- _PROBLEM DETAILS_: Reproduce verbatim the lines below, starting with the line containing "section-separator bbox=[0, 348, 896, 349]" and continuing through the line containing "Output each element", both included.

++++ EXTRACTED ENTRIES

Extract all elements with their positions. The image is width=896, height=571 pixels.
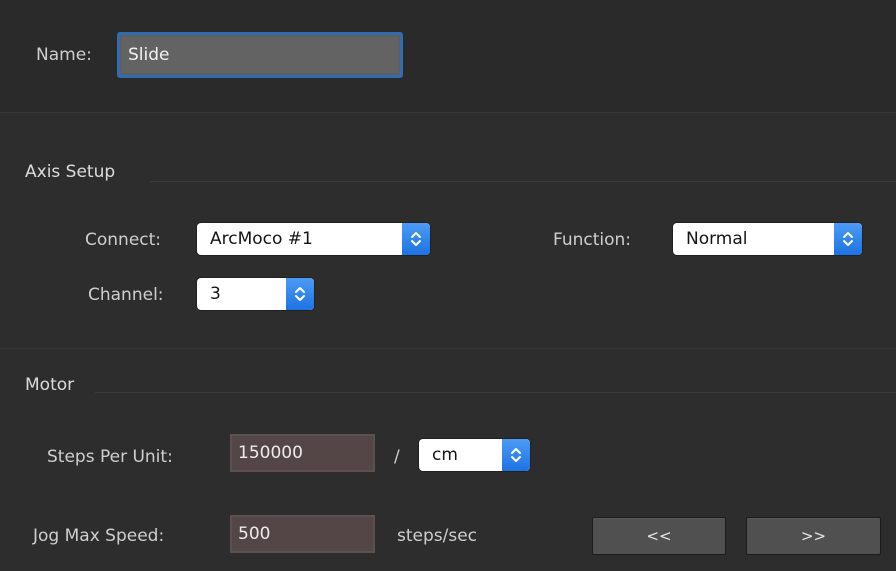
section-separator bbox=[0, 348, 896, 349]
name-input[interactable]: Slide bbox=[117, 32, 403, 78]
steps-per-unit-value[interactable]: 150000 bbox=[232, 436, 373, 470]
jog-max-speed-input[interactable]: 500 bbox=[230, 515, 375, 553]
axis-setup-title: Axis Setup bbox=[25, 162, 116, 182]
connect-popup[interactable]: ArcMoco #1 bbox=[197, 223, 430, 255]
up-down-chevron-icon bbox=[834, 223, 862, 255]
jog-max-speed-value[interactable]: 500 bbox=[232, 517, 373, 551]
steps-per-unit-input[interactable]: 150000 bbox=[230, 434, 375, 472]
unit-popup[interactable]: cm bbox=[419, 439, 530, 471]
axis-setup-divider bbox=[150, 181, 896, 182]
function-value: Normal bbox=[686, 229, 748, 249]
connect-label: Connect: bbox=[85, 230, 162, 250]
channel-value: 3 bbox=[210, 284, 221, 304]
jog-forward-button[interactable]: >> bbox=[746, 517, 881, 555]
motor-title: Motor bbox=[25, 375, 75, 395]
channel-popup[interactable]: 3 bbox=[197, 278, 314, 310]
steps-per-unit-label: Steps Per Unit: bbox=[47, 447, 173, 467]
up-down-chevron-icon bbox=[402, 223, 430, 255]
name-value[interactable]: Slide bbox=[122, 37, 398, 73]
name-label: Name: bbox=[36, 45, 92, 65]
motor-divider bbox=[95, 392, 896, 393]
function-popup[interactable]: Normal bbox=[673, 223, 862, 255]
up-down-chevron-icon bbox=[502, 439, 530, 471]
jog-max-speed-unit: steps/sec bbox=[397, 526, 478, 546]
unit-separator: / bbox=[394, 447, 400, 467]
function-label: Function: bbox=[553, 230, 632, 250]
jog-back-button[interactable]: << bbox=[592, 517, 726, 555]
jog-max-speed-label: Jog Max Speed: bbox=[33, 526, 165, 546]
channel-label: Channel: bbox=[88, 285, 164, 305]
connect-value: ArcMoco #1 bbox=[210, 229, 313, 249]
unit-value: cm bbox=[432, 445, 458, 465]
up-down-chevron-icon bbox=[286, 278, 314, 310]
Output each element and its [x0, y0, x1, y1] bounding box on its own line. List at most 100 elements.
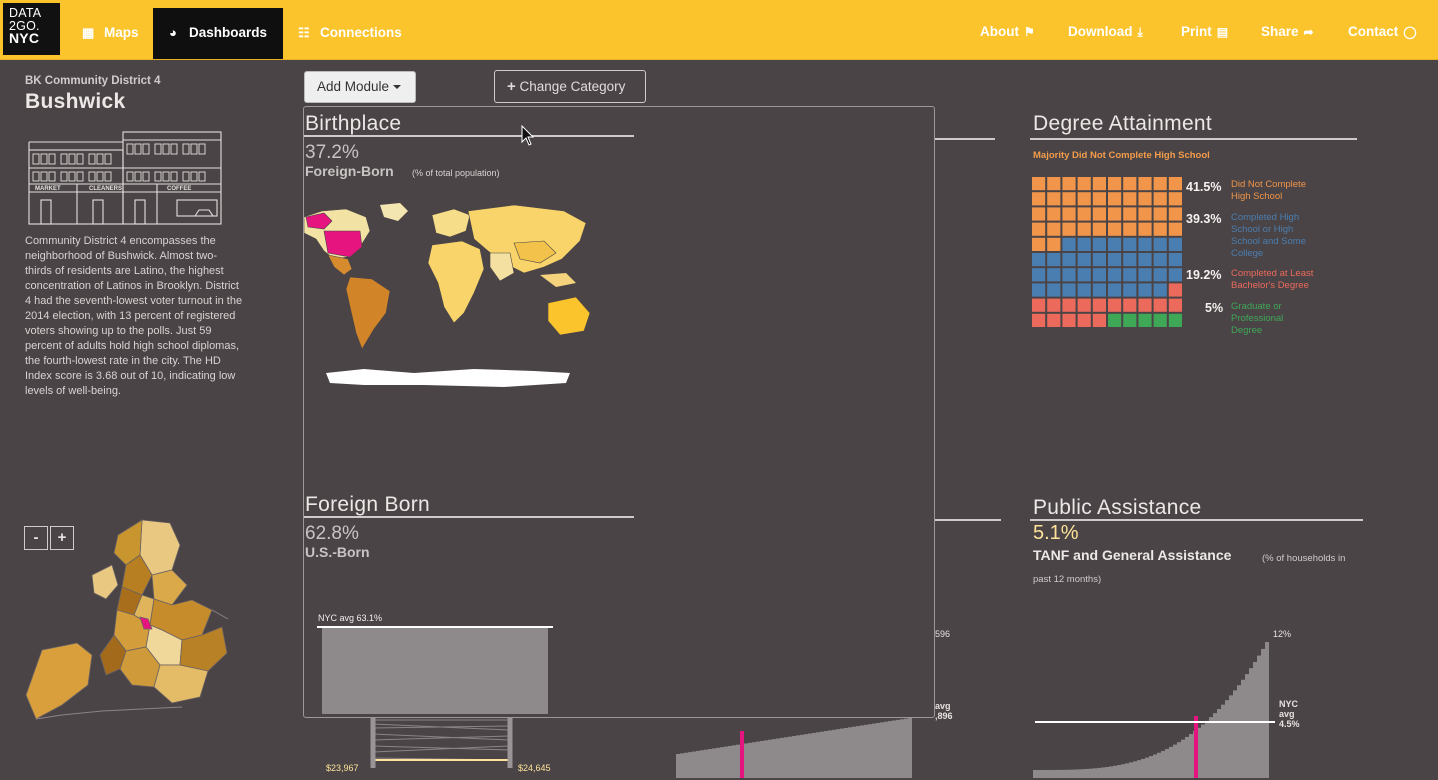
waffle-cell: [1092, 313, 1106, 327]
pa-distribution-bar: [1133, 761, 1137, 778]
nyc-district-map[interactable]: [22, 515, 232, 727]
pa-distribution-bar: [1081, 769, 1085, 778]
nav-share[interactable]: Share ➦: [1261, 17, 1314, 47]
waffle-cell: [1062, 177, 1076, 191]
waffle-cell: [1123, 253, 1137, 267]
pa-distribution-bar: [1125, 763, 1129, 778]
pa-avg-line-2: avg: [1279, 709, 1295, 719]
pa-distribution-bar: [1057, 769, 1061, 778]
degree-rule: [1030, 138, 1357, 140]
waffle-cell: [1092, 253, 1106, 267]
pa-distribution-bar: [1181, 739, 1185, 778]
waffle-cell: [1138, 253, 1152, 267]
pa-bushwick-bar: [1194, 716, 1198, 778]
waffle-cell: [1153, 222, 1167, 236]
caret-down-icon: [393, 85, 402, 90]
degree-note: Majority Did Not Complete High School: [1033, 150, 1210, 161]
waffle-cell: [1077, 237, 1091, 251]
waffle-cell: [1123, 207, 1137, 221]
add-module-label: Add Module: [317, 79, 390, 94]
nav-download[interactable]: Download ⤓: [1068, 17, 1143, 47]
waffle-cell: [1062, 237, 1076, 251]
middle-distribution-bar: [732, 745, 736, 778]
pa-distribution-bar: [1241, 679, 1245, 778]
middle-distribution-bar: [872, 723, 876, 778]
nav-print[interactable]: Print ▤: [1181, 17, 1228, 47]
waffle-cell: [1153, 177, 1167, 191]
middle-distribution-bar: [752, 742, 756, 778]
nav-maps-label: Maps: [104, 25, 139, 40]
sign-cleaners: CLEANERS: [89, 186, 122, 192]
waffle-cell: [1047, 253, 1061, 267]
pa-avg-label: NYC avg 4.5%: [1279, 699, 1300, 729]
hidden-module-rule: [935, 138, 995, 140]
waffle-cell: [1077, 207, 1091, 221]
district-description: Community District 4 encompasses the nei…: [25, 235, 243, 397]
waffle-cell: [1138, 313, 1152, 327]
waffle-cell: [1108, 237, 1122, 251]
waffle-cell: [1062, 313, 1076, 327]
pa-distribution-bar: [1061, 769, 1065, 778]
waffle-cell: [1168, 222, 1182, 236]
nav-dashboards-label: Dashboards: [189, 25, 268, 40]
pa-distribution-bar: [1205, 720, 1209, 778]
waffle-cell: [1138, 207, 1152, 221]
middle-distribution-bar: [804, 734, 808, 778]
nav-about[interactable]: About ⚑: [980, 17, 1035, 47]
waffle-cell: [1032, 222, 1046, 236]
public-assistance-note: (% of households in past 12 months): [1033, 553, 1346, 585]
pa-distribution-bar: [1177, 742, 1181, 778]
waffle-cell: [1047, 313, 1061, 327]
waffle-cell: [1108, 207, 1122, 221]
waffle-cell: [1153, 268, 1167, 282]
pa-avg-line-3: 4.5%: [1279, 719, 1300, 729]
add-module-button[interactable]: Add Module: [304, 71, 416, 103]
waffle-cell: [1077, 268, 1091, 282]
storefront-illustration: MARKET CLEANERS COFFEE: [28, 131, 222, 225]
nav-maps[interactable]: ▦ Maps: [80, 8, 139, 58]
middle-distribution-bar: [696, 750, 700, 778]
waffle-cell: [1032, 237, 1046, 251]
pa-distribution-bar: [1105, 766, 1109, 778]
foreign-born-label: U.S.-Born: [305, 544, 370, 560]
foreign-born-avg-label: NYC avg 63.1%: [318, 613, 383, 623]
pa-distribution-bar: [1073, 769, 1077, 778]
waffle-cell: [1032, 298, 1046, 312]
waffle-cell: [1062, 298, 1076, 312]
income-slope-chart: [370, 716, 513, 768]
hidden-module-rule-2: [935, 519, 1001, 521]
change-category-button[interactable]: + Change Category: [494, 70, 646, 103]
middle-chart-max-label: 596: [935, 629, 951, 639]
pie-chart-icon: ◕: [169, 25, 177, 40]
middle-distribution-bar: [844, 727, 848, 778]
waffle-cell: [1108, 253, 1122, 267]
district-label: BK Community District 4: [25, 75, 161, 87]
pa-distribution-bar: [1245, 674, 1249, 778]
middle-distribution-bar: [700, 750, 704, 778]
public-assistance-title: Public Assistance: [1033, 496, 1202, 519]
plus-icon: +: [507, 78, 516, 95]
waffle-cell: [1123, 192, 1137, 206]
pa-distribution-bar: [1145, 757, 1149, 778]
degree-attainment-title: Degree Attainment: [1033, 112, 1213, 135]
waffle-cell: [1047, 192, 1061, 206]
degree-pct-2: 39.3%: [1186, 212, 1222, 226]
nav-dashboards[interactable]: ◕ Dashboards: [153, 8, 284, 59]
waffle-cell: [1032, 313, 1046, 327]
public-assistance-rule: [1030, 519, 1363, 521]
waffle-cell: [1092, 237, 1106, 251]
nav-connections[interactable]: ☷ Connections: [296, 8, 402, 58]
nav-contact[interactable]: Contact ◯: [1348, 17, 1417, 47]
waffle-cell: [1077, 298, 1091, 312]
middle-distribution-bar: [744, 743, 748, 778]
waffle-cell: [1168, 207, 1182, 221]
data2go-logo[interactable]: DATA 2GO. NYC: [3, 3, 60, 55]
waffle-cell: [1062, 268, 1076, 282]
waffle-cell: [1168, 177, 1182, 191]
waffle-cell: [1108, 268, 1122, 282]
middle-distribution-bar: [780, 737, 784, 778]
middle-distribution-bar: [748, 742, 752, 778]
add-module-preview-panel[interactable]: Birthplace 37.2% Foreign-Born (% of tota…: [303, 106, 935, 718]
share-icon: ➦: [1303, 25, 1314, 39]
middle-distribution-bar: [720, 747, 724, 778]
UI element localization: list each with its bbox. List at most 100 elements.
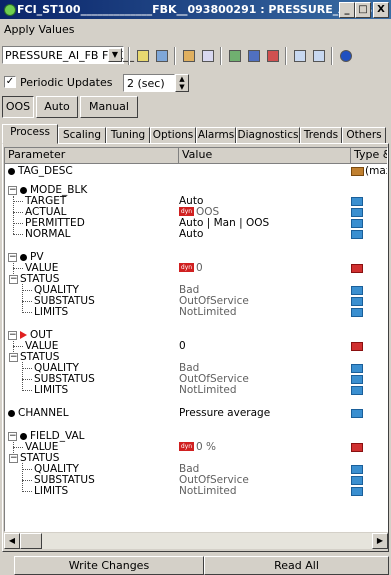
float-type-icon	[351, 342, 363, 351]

++++++++

- _FULL SOLUTION_:
section-separator bbox=[0, 348, 896, 349]
name-input[interactable]: Slide bbox=[117, 32, 403, 78]
steps-per-unit-value[interactable]: 150000 bbox=[232, 436, 373, 470]
jog-max-speed-input[interactable]: 500 bbox=[230, 515, 375, 553]
axis-setup-title: Axis Setup bbox=[25, 162, 116, 182]
connect-popup[interactable]: ArcMoco #1 bbox=[197, 223, 430, 255]
up-down-chevron-icon bbox=[834, 223, 862, 255]
jog-max-speed-value[interactable]: 500 bbox=[232, 517, 373, 551]
steps-per-unit-input[interactable]: 150000 bbox=[230, 434, 375, 472]
unit-popup[interactable]: cm bbox=[419, 439, 530, 471]
axis-setup-divider bbox=[150, 181, 896, 182]
function-value: Normal bbox=[686, 229, 748, 249]
connect-label: Connect: bbox=[85, 230, 162, 250]
channel-value: 3 bbox=[210, 284, 221, 304]
jog-forward-button[interactable]: >> bbox=[746, 517, 881, 555]
motor-title: Motor bbox=[25, 375, 75, 395]
channel-popup[interactable]: 3 bbox=[197, 278, 314, 310]
steps-per-unit-label: Steps Per Unit: bbox=[47, 447, 173, 467]
up-down-chevron-icon bbox=[402, 223, 430, 255]
name-value[interactable]: Slide bbox=[122, 37, 398, 73]
name-label: Name: bbox=[36, 45, 92, 65]
motor-divider bbox=[95, 392, 896, 393]
function-popup[interactable]: Normal bbox=[673, 223, 862, 255]
up-down-chevron-icon bbox=[502, 439, 530, 471]
jog-max-speed-unit: steps/sec bbox=[397, 526, 478, 546]
unit-separator: / bbox=[394, 447, 400, 467]
function-label: Function: bbox=[553, 230, 632, 250]
jog-back-button[interactable]: << bbox=[592, 517, 726, 555]
jog-max-speed-label: Jog Max Speed: bbox=[33, 526, 165, 546]
channel-label: Channel: bbox=[88, 285, 164, 305]
connect-value: ArcMoco #1 bbox=[210, 229, 313, 249]
unit-value: cm bbox=[432, 445, 458, 465]
up-down-chevron-icon bbox=[286, 278, 314, 310]
Output each element and its [x0, y0, x1, y1] bounding box on its own line. List at most 100 elements.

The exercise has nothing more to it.